↓↓↓
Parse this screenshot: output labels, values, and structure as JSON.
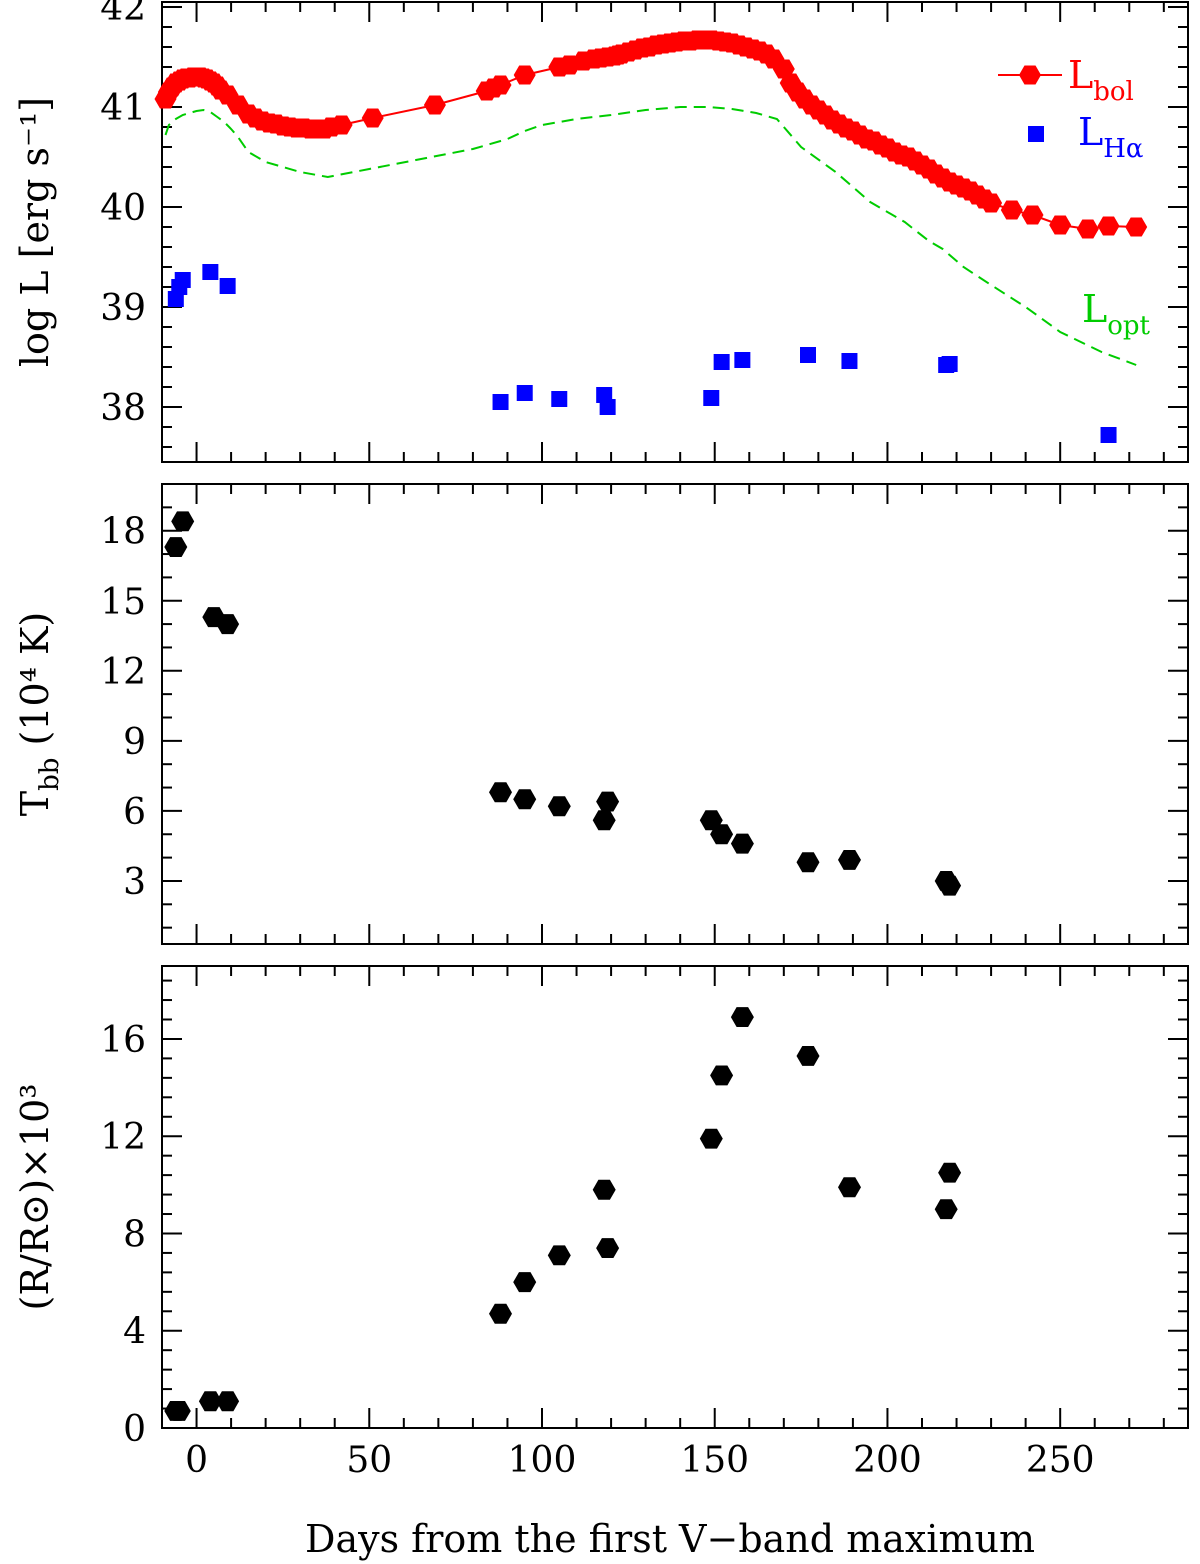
{
  "chart_data": [
    {
      "type": "scatter",
      "panel": "top",
      "ylabel": "log L [erg s⁻¹]",
      "xlim": [
        -10,
        287
      ],
      "ylim": [
        37.45,
        42.05
      ],
      "yticks": [
        38,
        39,
        40,
        41,
        42
      ],
      "xticks": [
        0,
        50,
        100,
        150,
        200,
        250
      ],
      "grid": false,
      "legend_position": "top-right",
      "colors": {
        "bol": "#ff0000",
        "halpha": "#0000ff",
        "opt": "#00cc00"
      },
      "series": [
        {
          "name": "L_bol",
          "legend_label": "L",
          "legend_sub": "bol",
          "style": "line-hexagon",
          "x": [
            -9,
            -8,
            -7,
            -6,
            -5,
            -4,
            -3,
            -2,
            -1,
            0,
            1,
            2,
            3,
            4,
            5,
            6,
            7,
            9,
            12,
            15,
            17,
            19,
            21,
            23,
            25,
            27,
            29,
            31,
            33,
            35,
            37,
            39,
            42,
            51,
            69,
            84,
            86,
            88,
            95,
            105,
            108,
            112,
            115,
            117,
            119,
            121,
            122,
            123,
            125,
            127,
            129,
            131,
            133,
            135,
            137,
            139,
            141,
            143,
            145,
            147,
            149,
            151,
            153,
            155,
            157,
            159,
            161,
            163,
            165,
            167,
            170,
            172,
            174,
            176,
            178,
            180,
            182,
            184,
            186,
            188,
            190,
            192,
            194,
            196,
            198,
            200,
            202,
            204,
            206,
            208,
            210,
            212,
            214,
            216,
            218,
            220,
            222,
            224,
            226,
            228,
            230,
            236,
            242,
            250,
            258,
            264,
            272
          ],
          "y": [
            41.08,
            41.15,
            41.2,
            41.24,
            41.26,
            41.28,
            41.29,
            41.29,
            41.3,
            41.3,
            41.3,
            41.29,
            41.28,
            41.26,
            41.24,
            41.21,
            41.17,
            41.12,
            41.02,
            40.93,
            40.89,
            40.86,
            40.84,
            40.83,
            40.81,
            40.8,
            40.79,
            40.79,
            40.78,
            40.78,
            40.78,
            40.8,
            40.82,
            40.89,
            41.02,
            41.16,
            41.19,
            41.22,
            41.32,
            41.4,
            41.42,
            41.46,
            41.48,
            41.49,
            41.5,
            41.51,
            41.52,
            41.53,
            41.55,
            41.57,
            41.59,
            41.6,
            41.62,
            41.63,
            41.64,
            41.65,
            41.66,
            41.66,
            41.67,
            41.67,
            41.67,
            41.66,
            41.65,
            41.64,
            41.62,
            41.6,
            41.58,
            41.56,
            41.53,
            41.48,
            41.38,
            41.24,
            41.15,
            41.08,
            41.02,
            40.97,
            40.92,
            40.87,
            40.83,
            40.79,
            40.76,
            40.72,
            40.68,
            40.66,
            40.62,
            40.59,
            40.55,
            40.52,
            40.5,
            40.46,
            40.42,
            40.38,
            40.33,
            40.29,
            40.25,
            40.22,
            40.19,
            40.16,
            40.12,
            40.08,
            40.04,
            39.97,
            39.92,
            39.82,
            39.78,
            39.81,
            39.8
          ]
        },
        {
          "name": "L_Hα",
          "legend_label": "L",
          "legend_sub": "Hα",
          "style": "square",
          "x": [
            -6,
            -5,
            -4,
            4,
            9,
            88,
            95,
            105,
            118,
            119,
            149,
            152,
            158,
            177,
            189,
            217,
            218,
            264
          ],
          "y": [
            39.08,
            39.2,
            39.27,
            39.35,
            39.21,
            38.05,
            38.14,
            38.08,
            38.12,
            38.0,
            38.09,
            38.45,
            38.47,
            38.52,
            38.46,
            38.42,
            38.43,
            37.72
          ]
        },
        {
          "name": "L_opt",
          "legend_label": "L",
          "legend_sub": "opt",
          "style": "dashed-line",
          "x": [
            -9,
            -8,
            -6,
            -4,
            -2,
            0,
            2,
            4,
            6,
            8,
            10,
            12,
            15,
            20,
            25,
            30,
            38,
            50,
            65,
            80,
            90,
            95,
            100,
            110,
            120,
            130,
            140,
            148,
            155,
            162,
            168,
            175,
            185,
            195,
            205,
            212,
            216,
            222,
            230,
            240,
            250,
            262,
            272
          ],
          "y": [
            40.72,
            40.82,
            40.88,
            40.92,
            40.94,
            40.96,
            40.97,
            40.95,
            40.9,
            40.85,
            40.78,
            40.7,
            40.55,
            40.45,
            40.4,
            40.35,
            40.3,
            40.38,
            40.48,
            40.58,
            40.68,
            40.76,
            40.82,
            40.88,
            40.92,
            40.97,
            41.0,
            41.0,
            40.98,
            40.94,
            40.88,
            40.6,
            40.35,
            40.05,
            39.85,
            39.66,
            39.58,
            39.4,
            39.22,
            39.0,
            38.75,
            38.55,
            38.42
          ]
        }
      ]
    },
    {
      "type": "scatter",
      "panel": "middle",
      "ylabel_main": "T",
      "ylabel_sub": "bb",
      "ylabel_rest": " (10⁴ K)",
      "xlim": [
        -10,
        287
      ],
      "ylim": [
        0.3,
        20.0
      ],
      "yticks": [
        3,
        6,
        9,
        12,
        15,
        18
      ],
      "xticks": [
        0,
        50,
        100,
        150,
        200,
        250
      ],
      "grid": false,
      "colors": {
        "points": "#000000"
      },
      "series": [
        {
          "style": "hexagon",
          "x": [
            -6,
            -4,
            5,
            9,
            88,
            95,
            105,
            118,
            119,
            149,
            152,
            158,
            177,
            189,
            217,
            218
          ],
          "y": [
            17.3,
            18.4,
            14.3,
            14.0,
            6.8,
            6.5,
            6.2,
            5.6,
            6.4,
            5.6,
            5.0,
            4.6,
            3.8,
            3.9,
            3.0,
            2.8
          ]
        }
      ]
    },
    {
      "type": "scatter",
      "panel": "bottom",
      "ylabel": "(R/R⊙)×10³",
      "xlabel": "Days from the first V−band maximum",
      "xlim": [
        -10,
        287
      ],
      "ylim": [
        0,
        19.0
      ],
      "yticks": [
        0,
        4,
        8,
        12,
        16
      ],
      "xticks": [
        0,
        50,
        100,
        150,
        200,
        250
      ],
      "grid": false,
      "colors": {
        "points": "#000000"
      },
      "series": [
        {
          "style": "hexagon",
          "x": [
            -6,
            -5,
            4,
            9,
            88,
            95,
            105,
            118,
            119,
            149,
            152,
            158,
            177,
            189,
            217,
            218
          ],
          "y": [
            0.7,
            0.7,
            1.1,
            1.1,
            4.7,
            6.0,
            7.1,
            9.8,
            7.4,
            11.9,
            14.5,
            16.9,
            15.3,
            9.9,
            9.0,
            10.5
          ]
        }
      ]
    }
  ]
}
↑↑↑
* [STATED PROBLEM]
Leave out all images, then reproduce the entries above exactly.

* [SOLVED EXERCISE]
Parse this screenshot: output labels, values, and structure as JSON.
{
  "chart_data": [
    {
      "type": "scatter",
      "panel": "top",
      "ylabel": "log L [erg s⁻¹]",
      "xlim": [
        -10,
        287
      ],
      "ylim": [
        37.45,
        42.05
      ],
      "yticks": [
        38,
        39,
        40,
        41,
        42
      ],
      "xticks": [
        0,
        50,
        100,
        150,
        200,
        250
      ],
      "grid": false,
      "legend_position": "top-right",
      "colors": {
        "bol": "#ff0000",
        "halpha": "#0000ff",
        "opt": "#00cc00"
      },
      "series": [
        {
          "name": "L_bol",
          "legend_label": "L",
          "legend_sub": "bol",
          "style": "line-hexagon",
          "x": [
            -9,
            -8,
            -7,
            -6,
            -5,
            -4,
            -3,
            -2,
            -1,
            0,
            1,
            2,
            3,
            4,
            5,
            6,
            7,
            9,
            12,
            15,
            17,
            19,
            21,
            23,
            25,
            27,
            29,
            31,
            33,
            35,
            37,
            39,
            42,
            51,
            69,
            84,
            86,
            88,
            95,
            105,
            108,
            112,
            115,
            117,
            119,
            121,
            122,
            123,
            125,
            127,
            129,
            131,
            133,
            135,
            137,
            139,
            141,
            143,
            145,
            147,
            149,
            151,
            153,
            155,
            157,
            159,
            161,
            163,
            165,
            167,
            170,
            172,
            174,
            176,
            178,
            180,
            182,
            184,
            186,
            188,
            190,
            192,
            194,
            196,
            198,
            200,
            202,
            204,
            206,
            208,
            210,
            212,
            214,
            216,
            218,
            220,
            222,
            224,
            226,
            228,
            230,
            236,
            242,
            250,
            258,
            264,
            272
          ],
          "y": [
            41.08,
            41.15,
            41.2,
            41.24,
            41.26,
            41.28,
            41.29,
            41.29,
            41.3,
            41.3,
            41.3,
            41.29,
            41.28,
            41.26,
            41.24,
            41.21,
            41.17,
            41.12,
            41.02,
            40.93,
            40.89,
            40.86,
            40.84,
            40.83,
            40.81,
            40.8,
            40.79,
            40.79,
            40.78,
            40.78,
            40.78,
            40.8,
            40.82,
            40.89,
            41.02,
            41.16,
            41.19,
            41.22,
            41.32,
            41.4,
            41.42,
            41.46,
            41.48,
            41.49,
            41.5,
            41.51,
            41.52,
            41.53,
            41.55,
            41.57,
            41.59,
            41.6,
            41.62,
            41.63,
            41.64,
            41.65,
            41.66,
            41.66,
            41.67,
            41.67,
            41.67,
            41.66,
            41.65,
            41.64,
            41.62,
            41.6,
            41.58,
            41.56,
            41.53,
            41.48,
            41.38,
            41.24,
            41.15,
            41.08,
            41.02,
            40.97,
            40.92,
            40.87,
            40.83,
            40.79,
            40.76,
            40.72,
            40.68,
            40.66,
            40.62,
            40.59,
            40.55,
            40.52,
            40.5,
            40.46,
            40.42,
            40.38,
            40.33,
            40.29,
            40.25,
            40.22,
            40.19,
            40.16,
            40.12,
            40.08,
            40.04,
            39.97,
            39.92,
            39.82,
            39.78,
            39.81,
            39.8
          ]
        },
        {
          "name": "L_Hα",
          "legend_label": "L",
          "legend_sub": "Hα",
          "style": "square",
          "x": [
            -6,
            -5,
            -4,
            4,
            9,
            88,
            95,
            105,
            118,
            119,
            149,
            152,
            158,
            177,
            189,
            217,
            218,
            264
          ],
          "y": [
            39.08,
            39.2,
            39.27,
            39.35,
            39.21,
            38.05,
            38.14,
            38.08,
            38.12,
            38.0,
            38.09,
            38.45,
            38.47,
            38.52,
            38.46,
            38.42,
            38.43,
            37.72
          ]
        },
        {
          "name": "L_opt",
          "legend_label": "L",
          "legend_sub": "opt",
          "style": "dashed-line",
          "x": [
            -9,
            -8,
            -6,
            -4,
            -2,
            0,
            2,
            4,
            6,
            8,
            10,
            12,
            15,
            20,
            25,
            30,
            38,
            50,
            65,
            80,
            90,
            95,
            100,
            110,
            120,
            130,
            140,
            148,
            155,
            162,
            168,
            175,
            185,
            195,
            205,
            212,
            216,
            222,
            230,
            240,
            250,
            262,
            272
          ],
          "y": [
            40.72,
            40.82,
            40.88,
            40.92,
            40.94,
            40.96,
            40.97,
            40.95,
            40.9,
            40.85,
            40.78,
            40.7,
            40.55,
            40.45,
            40.4,
            40.35,
            40.3,
            40.38,
            40.48,
            40.58,
            40.68,
            40.76,
            40.82,
            40.88,
            40.92,
            40.97,
            41.0,
            41.0,
            40.98,
            40.94,
            40.88,
            40.6,
            40.35,
            40.05,
            39.85,
            39.66,
            39.58,
            39.4,
            39.22,
            39.0,
            38.75,
            38.55,
            38.42
          ]
        }
      ]
    },
    {
      "type": "scatter",
      "panel": "middle",
      "ylabel_main": "T",
      "ylabel_sub": "bb",
      "ylabel_rest": " (10⁴ K)",
      "xlim": [
        -10,
        287
      ],
      "ylim": [
        0.3,
        20.0
      ],
      "yticks": [
        3,
        6,
        9,
        12,
        15,
        18
      ],
      "xticks": [
        0,
        50,
        100,
        150,
        200,
        250
      ],
      "grid": false,
      "colors": {
        "points": "#000000"
      },
      "series": [
        {
          "style": "hexagon",
          "x": [
            -6,
            -4,
            5,
            9,
            88,
            95,
            105,
            118,
            119,
            149,
            152,
            158,
            177,
            189,
            217,
            218
          ],
          "y": [
            17.3,
            18.4,
            14.3,
            14.0,
            6.8,
            6.5,
            6.2,
            5.6,
            6.4,
            5.6,
            5.0,
            4.6,
            3.8,
            3.9,
            3.0,
            2.8
          ]
        }
      ]
    },
    {
      "type": "scatter",
      "panel": "bottom",
      "ylabel": "(R/R⊙)×10³",
      "xlabel": "Days from the first V−band maximum",
      "xlim": [
        -10,
        287
      ],
      "ylim": [
        0,
        19.0
      ],
      "yticks": [
        0,
        4,
        8,
        12,
        16
      ],
      "xticks": [
        0,
        50,
        100,
        150,
        200,
        250
      ],
      "grid": false,
      "colors": {
        "points": "#000000"
      },
      "series": [
        {
          "style": "hexagon",
          "x": [
            -6,
            -5,
            4,
            9,
            88,
            95,
            105,
            118,
            119,
            149,
            152,
            158,
            177,
            189,
            217,
            218
          ],
          "y": [
            0.7,
            0.7,
            1.1,
            1.1,
            4.7,
            6.0,
            7.1,
            9.8,
            7.4,
            11.9,
            14.5,
            16.9,
            15.3,
            9.9,
            9.0,
            10.5
          ]
        }
      ]
    }
  ]
}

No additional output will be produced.